• _What you should do_:
Check each line of the listing for the string "fall". Copy those where it appears.

________________

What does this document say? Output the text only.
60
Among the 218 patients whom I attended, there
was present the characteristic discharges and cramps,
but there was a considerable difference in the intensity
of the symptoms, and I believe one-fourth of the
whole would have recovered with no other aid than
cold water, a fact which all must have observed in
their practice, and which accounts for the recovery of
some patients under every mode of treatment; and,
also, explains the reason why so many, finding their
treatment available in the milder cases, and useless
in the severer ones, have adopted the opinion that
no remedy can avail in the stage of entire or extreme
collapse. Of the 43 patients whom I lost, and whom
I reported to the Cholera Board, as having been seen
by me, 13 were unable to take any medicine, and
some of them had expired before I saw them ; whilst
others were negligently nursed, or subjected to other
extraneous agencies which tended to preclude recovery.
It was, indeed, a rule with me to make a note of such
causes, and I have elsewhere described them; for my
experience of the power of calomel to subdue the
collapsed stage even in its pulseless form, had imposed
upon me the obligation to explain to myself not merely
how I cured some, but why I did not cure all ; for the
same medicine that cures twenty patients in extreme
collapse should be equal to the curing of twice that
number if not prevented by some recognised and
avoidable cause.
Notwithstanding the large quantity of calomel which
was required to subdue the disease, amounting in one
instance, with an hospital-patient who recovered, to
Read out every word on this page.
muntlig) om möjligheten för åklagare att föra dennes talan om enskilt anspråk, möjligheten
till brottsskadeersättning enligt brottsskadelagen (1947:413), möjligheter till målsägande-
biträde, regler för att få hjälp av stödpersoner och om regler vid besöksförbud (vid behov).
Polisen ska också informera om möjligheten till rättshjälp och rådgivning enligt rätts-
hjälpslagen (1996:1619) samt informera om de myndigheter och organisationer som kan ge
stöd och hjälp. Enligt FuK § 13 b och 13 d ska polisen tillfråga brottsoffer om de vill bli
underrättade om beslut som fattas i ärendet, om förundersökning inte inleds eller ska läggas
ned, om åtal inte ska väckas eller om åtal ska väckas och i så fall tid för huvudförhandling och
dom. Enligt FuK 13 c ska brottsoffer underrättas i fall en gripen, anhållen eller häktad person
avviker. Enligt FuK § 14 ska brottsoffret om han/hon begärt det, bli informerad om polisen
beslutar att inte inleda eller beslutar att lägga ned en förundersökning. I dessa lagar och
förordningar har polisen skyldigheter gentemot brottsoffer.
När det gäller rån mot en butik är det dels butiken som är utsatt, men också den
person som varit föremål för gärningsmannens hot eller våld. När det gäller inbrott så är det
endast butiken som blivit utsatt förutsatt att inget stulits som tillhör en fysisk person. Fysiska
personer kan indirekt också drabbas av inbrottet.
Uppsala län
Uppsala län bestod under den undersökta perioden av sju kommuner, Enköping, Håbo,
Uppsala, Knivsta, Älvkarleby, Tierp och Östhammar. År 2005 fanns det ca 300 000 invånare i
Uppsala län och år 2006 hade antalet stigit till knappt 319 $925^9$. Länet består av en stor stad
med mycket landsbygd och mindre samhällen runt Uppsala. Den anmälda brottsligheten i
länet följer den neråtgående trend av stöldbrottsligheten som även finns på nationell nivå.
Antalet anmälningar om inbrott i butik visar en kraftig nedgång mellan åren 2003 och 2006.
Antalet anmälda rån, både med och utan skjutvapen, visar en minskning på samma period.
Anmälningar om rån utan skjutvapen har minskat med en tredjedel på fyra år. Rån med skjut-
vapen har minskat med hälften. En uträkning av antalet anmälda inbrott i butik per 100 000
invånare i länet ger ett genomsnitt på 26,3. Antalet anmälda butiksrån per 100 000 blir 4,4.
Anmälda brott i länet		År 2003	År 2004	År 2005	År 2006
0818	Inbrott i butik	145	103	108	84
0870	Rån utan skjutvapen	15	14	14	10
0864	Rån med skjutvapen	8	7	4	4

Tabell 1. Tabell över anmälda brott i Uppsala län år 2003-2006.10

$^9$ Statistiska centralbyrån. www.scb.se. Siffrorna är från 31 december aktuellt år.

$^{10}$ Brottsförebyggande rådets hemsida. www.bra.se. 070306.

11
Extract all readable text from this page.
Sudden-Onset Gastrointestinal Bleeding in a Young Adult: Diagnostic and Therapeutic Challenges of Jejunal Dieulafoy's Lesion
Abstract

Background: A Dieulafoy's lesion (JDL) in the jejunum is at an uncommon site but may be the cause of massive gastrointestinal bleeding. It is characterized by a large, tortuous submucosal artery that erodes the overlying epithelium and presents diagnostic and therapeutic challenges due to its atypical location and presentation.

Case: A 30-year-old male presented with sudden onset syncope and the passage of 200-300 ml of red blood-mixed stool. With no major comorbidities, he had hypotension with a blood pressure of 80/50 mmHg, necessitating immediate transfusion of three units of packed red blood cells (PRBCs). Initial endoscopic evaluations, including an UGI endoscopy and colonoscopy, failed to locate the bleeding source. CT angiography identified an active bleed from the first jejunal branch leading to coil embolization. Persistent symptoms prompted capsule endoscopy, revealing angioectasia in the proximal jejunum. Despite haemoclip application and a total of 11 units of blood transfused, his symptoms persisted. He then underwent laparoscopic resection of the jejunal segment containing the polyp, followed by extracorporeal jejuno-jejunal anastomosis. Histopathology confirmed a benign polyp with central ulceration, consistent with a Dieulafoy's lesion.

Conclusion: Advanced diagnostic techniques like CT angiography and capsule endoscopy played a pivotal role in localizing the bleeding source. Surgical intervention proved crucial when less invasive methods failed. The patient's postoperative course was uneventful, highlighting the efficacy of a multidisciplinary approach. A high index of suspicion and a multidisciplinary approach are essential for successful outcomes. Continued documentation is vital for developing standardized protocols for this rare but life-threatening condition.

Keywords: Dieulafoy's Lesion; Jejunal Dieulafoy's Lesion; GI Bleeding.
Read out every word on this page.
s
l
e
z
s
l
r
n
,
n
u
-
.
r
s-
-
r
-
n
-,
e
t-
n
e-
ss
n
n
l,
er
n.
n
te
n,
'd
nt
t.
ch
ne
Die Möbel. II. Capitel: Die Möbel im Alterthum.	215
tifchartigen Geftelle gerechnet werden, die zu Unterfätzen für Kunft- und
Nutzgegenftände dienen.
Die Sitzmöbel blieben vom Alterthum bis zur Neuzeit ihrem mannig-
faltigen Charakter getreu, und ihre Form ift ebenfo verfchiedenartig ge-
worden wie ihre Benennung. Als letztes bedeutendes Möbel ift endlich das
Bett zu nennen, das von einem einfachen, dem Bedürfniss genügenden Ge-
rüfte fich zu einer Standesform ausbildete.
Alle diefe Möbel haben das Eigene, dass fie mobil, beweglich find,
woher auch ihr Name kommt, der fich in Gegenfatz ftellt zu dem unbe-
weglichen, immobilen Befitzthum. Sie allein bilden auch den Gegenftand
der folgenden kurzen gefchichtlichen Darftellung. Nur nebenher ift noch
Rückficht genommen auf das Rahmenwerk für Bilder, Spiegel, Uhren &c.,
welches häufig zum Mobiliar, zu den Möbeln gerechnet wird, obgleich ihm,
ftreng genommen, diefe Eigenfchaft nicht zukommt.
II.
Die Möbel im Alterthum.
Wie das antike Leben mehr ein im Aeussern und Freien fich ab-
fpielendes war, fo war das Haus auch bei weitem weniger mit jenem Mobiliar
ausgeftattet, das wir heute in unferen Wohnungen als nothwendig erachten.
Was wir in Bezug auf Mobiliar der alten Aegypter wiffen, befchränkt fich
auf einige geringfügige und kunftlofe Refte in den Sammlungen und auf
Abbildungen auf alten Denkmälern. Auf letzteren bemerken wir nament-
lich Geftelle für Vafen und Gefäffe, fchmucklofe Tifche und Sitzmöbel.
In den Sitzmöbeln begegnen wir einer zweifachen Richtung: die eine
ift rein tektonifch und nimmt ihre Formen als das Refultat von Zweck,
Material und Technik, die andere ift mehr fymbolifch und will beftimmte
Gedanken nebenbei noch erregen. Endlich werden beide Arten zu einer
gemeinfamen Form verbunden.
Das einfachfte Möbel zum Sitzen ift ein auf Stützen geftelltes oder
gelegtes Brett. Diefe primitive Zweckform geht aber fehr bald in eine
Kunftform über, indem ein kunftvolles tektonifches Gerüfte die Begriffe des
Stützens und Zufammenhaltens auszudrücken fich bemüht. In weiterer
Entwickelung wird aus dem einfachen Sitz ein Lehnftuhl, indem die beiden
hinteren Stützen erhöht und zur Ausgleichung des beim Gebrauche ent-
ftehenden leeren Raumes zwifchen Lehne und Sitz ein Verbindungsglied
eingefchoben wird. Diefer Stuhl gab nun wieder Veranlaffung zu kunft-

________________

• _Exercise output_:
ned, om åtal inte ska väckas eller om åtal ska väckas och i så fall tid för huvudförhandling och
dom. Enligt FuK 13 c ska brottsoffer underrättas i fall en gripen, anhållen eller häktad person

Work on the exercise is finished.